_STATED GOAL_:
Repeat every entry word for word, but leave the images out of your copy.

(Extracted records)
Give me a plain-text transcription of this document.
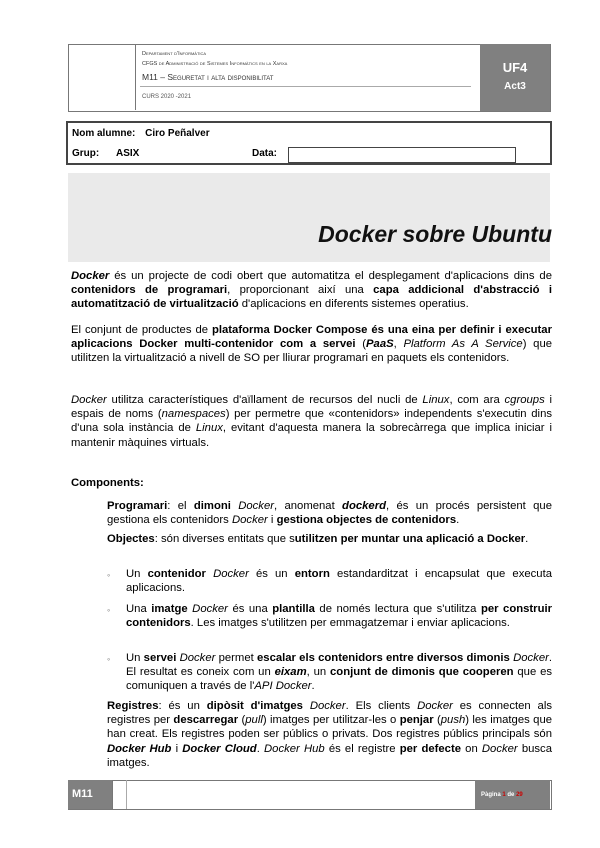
Departament d'Informàtica
CFGS de Administració de Sistemes Informàtics en la Xarxa
M11 – Seguretat i alta disponibilitat
CURS 2020 -2021
UF4
Act3
Nom alumne: Ciro Peñalver
Grup: ASIX	Data:
Docker sobre Ubuntu
Docker és un projecte de codi obert que automatitza el desplegament d'aplicacions dins de contenidors de programari, proporcionant així una capa addicional d'abstracció i automatització de virtualització d'aplicacions en diferents sistemes operatius.
El conjunt de productes de plataforma Docker Compose és una eina per definir i executar aplicacions Docker multi-contenidor com a servei (PaaS, Platform As A Service) que utilitzen la virtualització a nivell de SO per lliurar programari en paquets els contenidors.
Docker utilitza característiques d'aïllament de recursos del nucli de Linux, com ara cgroups i espais de noms (namespaces) per permetre que «contenidors» independents s'executin dins d'una sola instància de Linux, evitant d'aquesta manera la sobrecàrrega que implica iniciar i mantenir màquines virtuals.
Components:
Programari: el dimoni Docker, anomenat dockerd, és un procés persistent que gestiona els contenidors Docker i gestiona objectes de contenidors.
Objectes: són diverses entitats que sutilitzen per muntar una aplicació a Docker.
◦ Un contenidor Docker és un entorn estandarditzat i encapsulat que executa aplicacions.
◦ Una imatge Docker és una plantilla de només lectura que s'utilitza per construir contenidors. Les imatges s'utilitzen per emmagatzemar i enviar aplicacions.
◦ Un servei Docker permet escalar els contenidors entre diversos dimonis Docker. El resultat es coneix com un eixam, un conjunt de dimonis que cooperen que es comuniquen a través de l'API Docker.
Registres: és un dipòsit d'imatges Docker. Els clients Docker es connecten als registres per descarregar (pull) imatges per utilitzar-les o penjar (push) les imatges que han creat. Els registres poden ser públics o privats. Dos registres públics principals són Docker Hub i Docker Cloud. Docker Hub és el registre per defecte on Docker busca imatges.
M11	Pàgina 1 de 29
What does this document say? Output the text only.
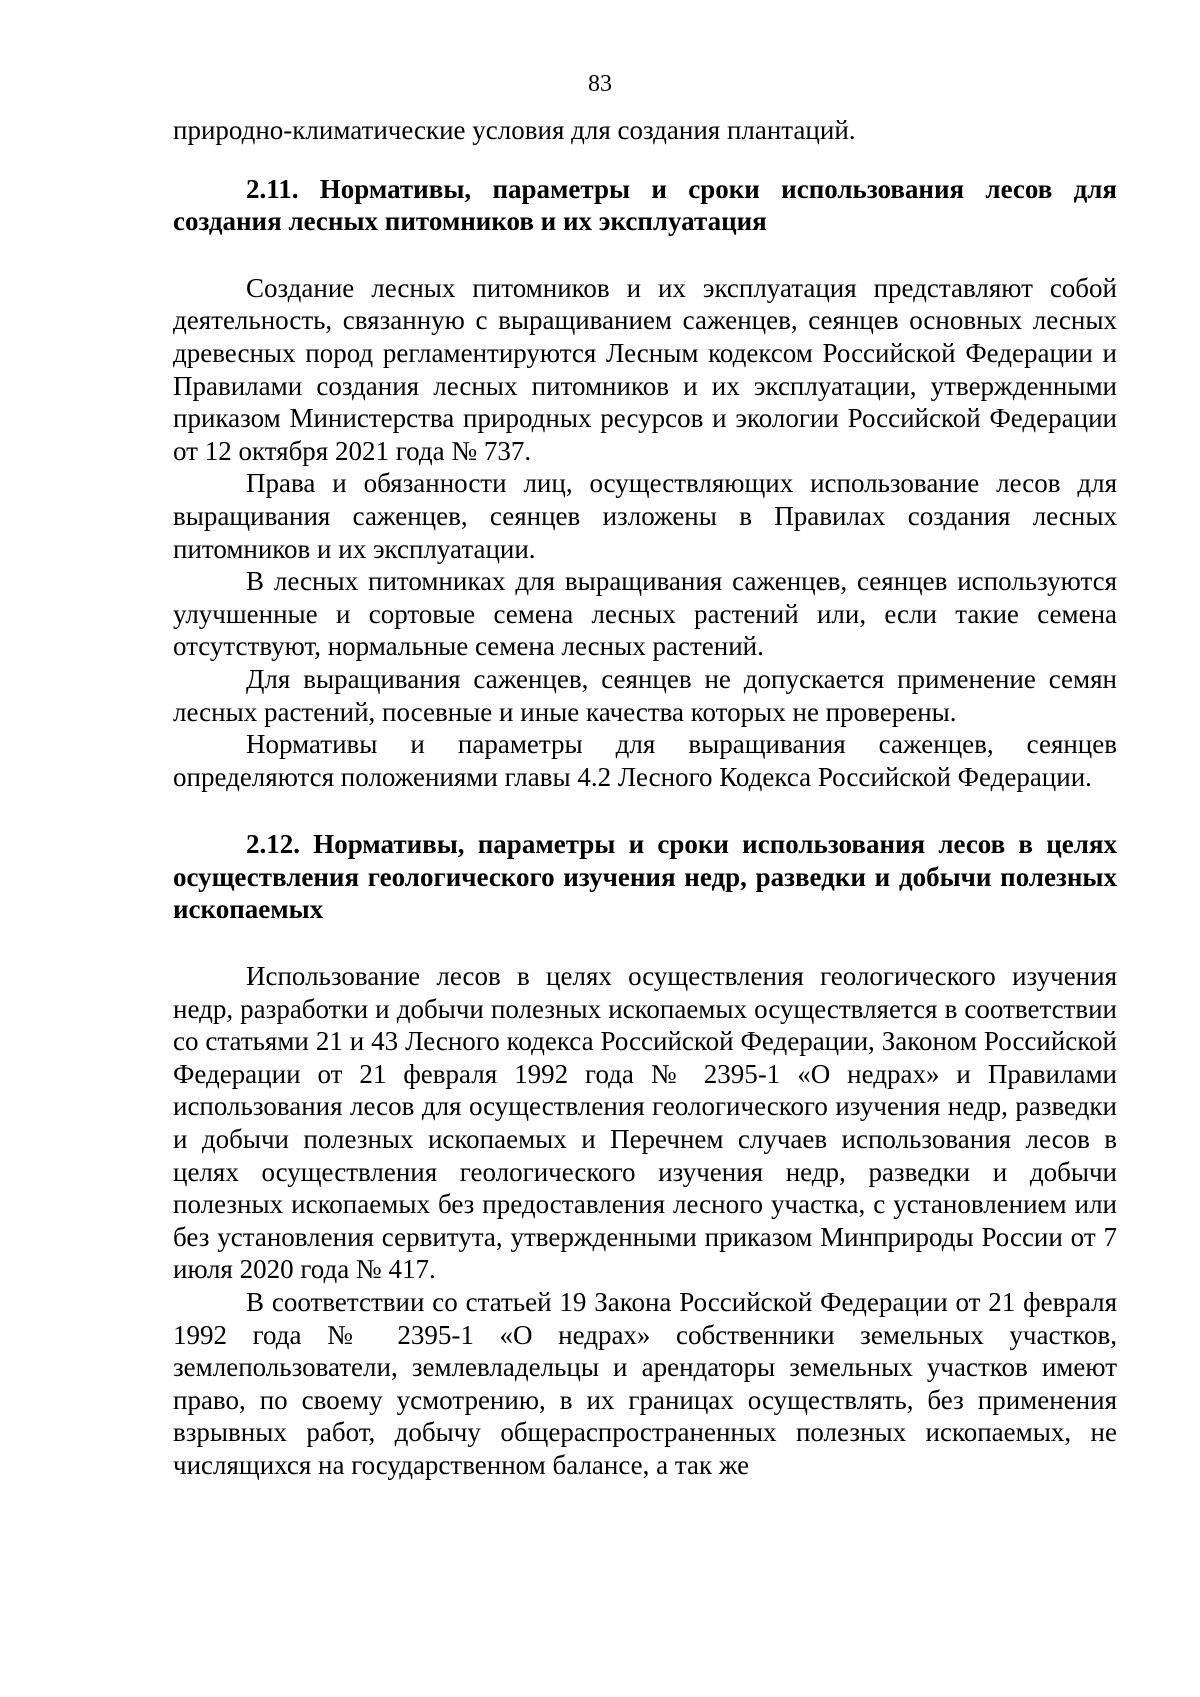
83

природно-климатические условия для создания плантаций.

2.11. Нормативы, параметры и сроки использования лесов для создания лесных питомников и их эксплуатация

Создание лесных питомников и их эксплуатация представляют собой деятельность, связанную с выращиванием саженцев, сеянцев основных лесных древесных пород регламентируются Лесным кодексом Российской Федерации и Правилами создания лесных питомников и их эксплуатации, утвержденными приказом Министерства природных ресурсов и экологии Российской Федерации от 12 октября 2021 года № 737.

Права и обязанности лиц, осуществляющих использование лесов для выращивания саженцев, сеянцев изложены в Правилах создания лесных питомников и их эксплуатации.

В лесных питомниках для выращивания саженцев, сеянцев используются улучшенные и сортовые семена лесных растений или, если такие семена отсутствуют, нормальные семена лесных растений.

Для выращивания саженцев, сеянцев не допускается применение семян лесных растений, посевные и иные качества которых не проверены.

Нормативы и параметры для выращивания саженцев, сеянцев определяются положениями главы 4.2 Лесного Кодекса Российской Федерации.

2.12. Нормативы, параметры и сроки использования лесов в целях осуществления геологического изучения недр, разведки и добычи полезных ископаемых

Использование лесов в целях осуществления геологического изучения недр, разработки и добычи полезных ископаемых осуществляется в соответствии со статьями 21 и 43 Лесного кодекса Российской Федерации, Законом Российской Федерации от 21 февраля 1992 года № 2395-1 «О недрах» и Правилами использования лесов для осуществления геологического изучения недр, разведки и добычи полезных ископаемых и Перечнем случаев использования лесов в целях осуществления геологического изучения недр, разведки и добычи полезных ископаемых без предоставления лесного участка, с установлением или без установления сервитута, утвержденными приказом Минприроды России от 7 июля 2020 года № 417.

В соответствии со статьей 19 Закона Российской Федерации от 21 февраля 1992 года № 2395-1 «О недрах» собственники земельных участков, землепользователи, землевладельцы и арендаторы земельных участков имеют право, по своему усмотрению, в их границах осуществлять, без применения взрывных работ, добычу общераспространенных полезных ископаемых, не числящихся на государственном балансе, а так же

_SOLUTION TO THIS PROBLEM_:
Give me a plain-text transcription of this document.
Departament d'Informàtica
CFGS de Administració de Sistemes Informàtics en la Xarxa
M11 – Seguretat i alta disponibilitat
CURS 2020 -2021
UF4
Act3
Nom alumne: Ciro Peñalver
Grup: ASIX	Data:
Docker sobre Ubuntu
Docker és un projecte de codi obert que automatitza el desplegament d'aplicacions dins de contenidors de programari, proporcionant així una capa addicional d'abstracció i automatització de virtualització d'aplicacions en diferents sistemes operatius.
El conjunt de productes de plataforma Docker Compose és una eina per definir i executar aplicacions Docker multi-contenidor com a servei (PaaS, Platform As A Service) que utilitzen la virtualització a nivell de SO per lliurar programari en paquets els contenidors.
Docker utilitza característiques d'aïllament de recursos del nucli de Linux, com ara cgroups i espais de noms (namespaces) per permetre que «contenidors» independents s'executin dins d'una sola instància de Linux, evitant d'aquesta manera la sobrecàrrega que implica iniciar i mantenir màquines virtuals.
Components:
Programari: el dimoni Docker, anomenat dockerd, és un procés persistent que gestiona els contenidors Docker i gestiona objectes de contenidors.
Objectes: són diverses entitats que sutilitzen per muntar una aplicació a Docker.
◦ Un contenidor Docker és un entorn estandarditzat i encapsulat que executa aplicacions.
◦ Una imatge Docker és una plantilla de només lectura que s'utilitza per construir contenidors. Les imatges s'utilitzen per emmagatzemar i enviar aplicacions.
◦ Un servei Docker permet escalar els contenidors entre diversos dimonis Docker. El resultat es coneix com un eixam, un conjunt de dimonis que cooperen que es comuniquen a través de l'API Docker.
Registres: és un dipòsit d'imatges Docker. Els clients Docker es connecten als registres per descarregar (pull) imatges per utilitzar-les o penjar (push) les imatges que han creat. Els registres poden ser públics o privats. Dos registres públics principals són Docker Hub i Docker Cloud. Docker Hub és el registre per defecte on Docker busca imatges.
M11	Pàgina 1 de 29
What does this document say? Output the text only.
83

природно-климатические условия для создания плантаций.

2.11. Нормативы, параметры и сроки использования лесов для создания лесных питомников и их эксплуатация

Создание лесных питомников и их эксплуатация представляют собой деятельность, связанную с выращиванием саженцев, сеянцев основных лесных древесных пород регламентируются Лесным кодексом Российской Федерации и Правилами создания лесных питомников и их эксплуатации, утвержденными приказом Министерства природных ресурсов и экологии Российской Федерации от 12 октября 2021 года № 737.

Права и обязанности лиц, осуществляющих использование лесов для выращивания саженцев, сеянцев изложены в Правилах создания лесных питомников и их эксплуатации.

В лесных питомниках для выращивания саженцев, сеянцев используются улучшенные и сортовые семена лесных растений или, если такие семена отсутствуют, нормальные семена лесных растений.

Для выращивания саженцев, сеянцев не допускается применение семян лесных растений, посевные и иные качества которых не проверены.

Нормативы и параметры для выращивания саженцев, сеянцев определяются положениями главы 4.2 Лесного Кодекса Российской Федерации.

2.12. Нормативы, параметры и сроки использования лесов в целях осуществления геологического изучения недр, разведки и добычи полезных ископаемых

Использование лесов в целях осуществления геологического изучения недр, разработки и добычи полезных ископаемых осуществляется в соответствии со статьями 21 и 43 Лесного кодекса Российской Федерации, Законом Российской Федерации от 21 февраля 1992 года № 2395-1 «О недрах» и Правилами использования лесов для осуществления геологического изучения недр, разведки и добычи полезных ископаемых и Перечнем случаев использования лесов в целях осуществления геологического изучения недр, разведки и добычи полезных ископаемых без предоставления лесного участка, с установлением или без установления сервитута, утвержденными приказом Минприроды России от 7 июля 2020 года № 417.

В соответствии со статьей 19 Закона Российской Федерации от 21 февраля 1992 года № 2395-1 «О недрах» собственники земельных участков, землепользователи, землевладельцы и арендаторы земельных участков имеют право, по своему усмотрению, в их границах осуществлять, без применения взрывных работ, добычу общераспространенных полезных ископаемых, не числящихся на государственном балансе, а так же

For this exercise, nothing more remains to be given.